-- begin Provided records --

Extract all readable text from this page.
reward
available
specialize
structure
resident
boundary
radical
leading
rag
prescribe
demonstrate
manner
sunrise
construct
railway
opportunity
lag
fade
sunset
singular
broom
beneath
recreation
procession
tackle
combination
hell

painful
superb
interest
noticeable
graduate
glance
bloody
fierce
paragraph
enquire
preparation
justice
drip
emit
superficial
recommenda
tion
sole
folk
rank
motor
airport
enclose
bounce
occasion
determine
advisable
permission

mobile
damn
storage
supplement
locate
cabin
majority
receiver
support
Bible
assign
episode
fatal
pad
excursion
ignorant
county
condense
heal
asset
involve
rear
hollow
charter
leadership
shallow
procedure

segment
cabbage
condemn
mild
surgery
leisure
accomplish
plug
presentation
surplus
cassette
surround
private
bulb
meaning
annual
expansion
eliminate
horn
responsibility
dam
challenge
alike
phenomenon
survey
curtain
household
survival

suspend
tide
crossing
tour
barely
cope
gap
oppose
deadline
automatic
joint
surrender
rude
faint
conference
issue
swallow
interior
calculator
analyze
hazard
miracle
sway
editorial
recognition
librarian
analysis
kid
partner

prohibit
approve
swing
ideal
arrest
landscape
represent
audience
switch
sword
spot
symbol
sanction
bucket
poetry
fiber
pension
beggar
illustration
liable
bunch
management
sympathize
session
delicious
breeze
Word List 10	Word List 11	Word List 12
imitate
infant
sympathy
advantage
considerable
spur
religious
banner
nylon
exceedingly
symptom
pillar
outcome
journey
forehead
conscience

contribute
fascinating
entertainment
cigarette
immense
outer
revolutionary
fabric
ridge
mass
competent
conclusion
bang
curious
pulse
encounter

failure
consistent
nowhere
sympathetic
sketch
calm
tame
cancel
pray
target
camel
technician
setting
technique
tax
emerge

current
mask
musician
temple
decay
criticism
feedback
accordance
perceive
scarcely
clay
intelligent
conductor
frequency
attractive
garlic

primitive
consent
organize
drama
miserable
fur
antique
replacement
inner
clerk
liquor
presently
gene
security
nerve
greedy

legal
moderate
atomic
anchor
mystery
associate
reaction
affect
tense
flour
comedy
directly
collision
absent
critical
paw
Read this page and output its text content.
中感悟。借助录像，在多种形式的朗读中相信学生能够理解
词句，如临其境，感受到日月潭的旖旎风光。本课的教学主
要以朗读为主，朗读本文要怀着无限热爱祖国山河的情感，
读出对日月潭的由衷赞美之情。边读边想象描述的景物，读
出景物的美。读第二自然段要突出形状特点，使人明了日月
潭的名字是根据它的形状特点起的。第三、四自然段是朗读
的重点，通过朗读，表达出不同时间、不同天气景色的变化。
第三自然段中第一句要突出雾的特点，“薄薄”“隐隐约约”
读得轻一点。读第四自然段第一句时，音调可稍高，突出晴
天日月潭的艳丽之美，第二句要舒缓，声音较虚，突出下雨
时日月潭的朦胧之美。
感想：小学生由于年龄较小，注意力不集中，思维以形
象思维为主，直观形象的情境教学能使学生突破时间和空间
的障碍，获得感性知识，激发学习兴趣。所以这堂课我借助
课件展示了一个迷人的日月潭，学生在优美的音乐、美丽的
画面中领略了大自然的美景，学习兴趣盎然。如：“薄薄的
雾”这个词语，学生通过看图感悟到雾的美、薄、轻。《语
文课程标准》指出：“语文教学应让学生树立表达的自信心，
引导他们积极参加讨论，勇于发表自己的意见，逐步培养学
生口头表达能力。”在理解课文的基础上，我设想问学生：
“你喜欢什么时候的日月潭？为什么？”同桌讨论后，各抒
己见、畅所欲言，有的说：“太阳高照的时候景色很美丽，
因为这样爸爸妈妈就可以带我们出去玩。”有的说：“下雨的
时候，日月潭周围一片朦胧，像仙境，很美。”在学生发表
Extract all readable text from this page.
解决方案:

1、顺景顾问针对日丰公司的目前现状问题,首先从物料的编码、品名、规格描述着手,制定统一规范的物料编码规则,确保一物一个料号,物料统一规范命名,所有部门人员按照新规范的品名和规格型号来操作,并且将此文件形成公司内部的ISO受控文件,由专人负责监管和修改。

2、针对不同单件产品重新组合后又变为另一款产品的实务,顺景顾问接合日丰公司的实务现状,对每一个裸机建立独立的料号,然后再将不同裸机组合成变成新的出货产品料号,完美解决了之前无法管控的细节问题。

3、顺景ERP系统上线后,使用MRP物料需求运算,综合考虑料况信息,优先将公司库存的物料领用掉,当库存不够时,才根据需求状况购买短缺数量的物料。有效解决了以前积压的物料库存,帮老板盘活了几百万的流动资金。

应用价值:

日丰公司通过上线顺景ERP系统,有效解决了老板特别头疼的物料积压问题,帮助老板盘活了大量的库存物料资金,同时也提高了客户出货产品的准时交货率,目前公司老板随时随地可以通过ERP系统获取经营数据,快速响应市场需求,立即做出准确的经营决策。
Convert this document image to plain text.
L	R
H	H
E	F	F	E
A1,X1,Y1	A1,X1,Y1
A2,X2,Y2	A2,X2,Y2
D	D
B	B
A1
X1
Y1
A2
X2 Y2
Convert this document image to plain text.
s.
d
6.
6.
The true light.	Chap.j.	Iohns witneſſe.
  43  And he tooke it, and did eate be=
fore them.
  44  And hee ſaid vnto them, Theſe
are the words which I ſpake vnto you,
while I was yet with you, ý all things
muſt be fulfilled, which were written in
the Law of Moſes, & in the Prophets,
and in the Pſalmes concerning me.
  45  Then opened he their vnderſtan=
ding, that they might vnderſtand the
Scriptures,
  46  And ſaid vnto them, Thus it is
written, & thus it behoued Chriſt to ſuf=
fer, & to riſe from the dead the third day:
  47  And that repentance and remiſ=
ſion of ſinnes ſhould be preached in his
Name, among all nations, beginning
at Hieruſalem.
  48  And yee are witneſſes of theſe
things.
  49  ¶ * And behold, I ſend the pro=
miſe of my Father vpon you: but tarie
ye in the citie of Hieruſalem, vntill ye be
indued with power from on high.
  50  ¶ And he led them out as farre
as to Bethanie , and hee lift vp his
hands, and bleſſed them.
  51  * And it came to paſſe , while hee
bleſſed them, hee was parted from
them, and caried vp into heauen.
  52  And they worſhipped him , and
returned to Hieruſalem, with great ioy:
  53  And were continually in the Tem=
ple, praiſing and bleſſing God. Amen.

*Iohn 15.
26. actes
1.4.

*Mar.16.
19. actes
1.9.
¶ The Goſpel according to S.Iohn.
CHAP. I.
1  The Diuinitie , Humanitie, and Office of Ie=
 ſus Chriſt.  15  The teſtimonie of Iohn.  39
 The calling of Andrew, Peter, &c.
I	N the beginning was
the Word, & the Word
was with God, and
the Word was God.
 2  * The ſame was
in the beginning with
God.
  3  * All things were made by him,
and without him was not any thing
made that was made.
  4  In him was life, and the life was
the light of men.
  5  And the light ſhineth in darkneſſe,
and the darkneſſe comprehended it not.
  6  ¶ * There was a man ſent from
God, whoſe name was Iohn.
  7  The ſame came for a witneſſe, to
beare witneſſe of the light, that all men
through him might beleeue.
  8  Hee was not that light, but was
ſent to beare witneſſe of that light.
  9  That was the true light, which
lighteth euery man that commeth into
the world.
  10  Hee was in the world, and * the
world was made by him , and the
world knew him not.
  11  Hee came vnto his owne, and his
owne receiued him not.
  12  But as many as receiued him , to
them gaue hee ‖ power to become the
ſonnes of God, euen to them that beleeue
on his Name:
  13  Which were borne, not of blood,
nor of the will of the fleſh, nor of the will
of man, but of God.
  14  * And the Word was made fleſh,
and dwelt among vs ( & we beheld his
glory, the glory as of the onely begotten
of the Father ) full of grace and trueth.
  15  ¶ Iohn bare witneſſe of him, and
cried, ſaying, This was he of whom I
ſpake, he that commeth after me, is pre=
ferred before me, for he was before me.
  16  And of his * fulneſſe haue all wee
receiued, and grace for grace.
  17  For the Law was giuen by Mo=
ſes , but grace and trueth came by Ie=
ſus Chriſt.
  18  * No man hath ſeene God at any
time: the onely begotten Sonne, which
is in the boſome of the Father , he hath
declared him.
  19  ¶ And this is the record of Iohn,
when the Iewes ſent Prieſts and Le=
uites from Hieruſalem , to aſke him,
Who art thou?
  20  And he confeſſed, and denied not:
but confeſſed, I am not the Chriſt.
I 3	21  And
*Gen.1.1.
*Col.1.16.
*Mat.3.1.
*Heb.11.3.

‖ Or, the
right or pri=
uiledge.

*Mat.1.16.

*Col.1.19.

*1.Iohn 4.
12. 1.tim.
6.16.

-- end Provided records --

▶ [Written request]: Identify and list each line with the word "bleſſed".

▶ [Answer to this problem]:
hands, and bleſſed them.
bleſſed them, hee was parted from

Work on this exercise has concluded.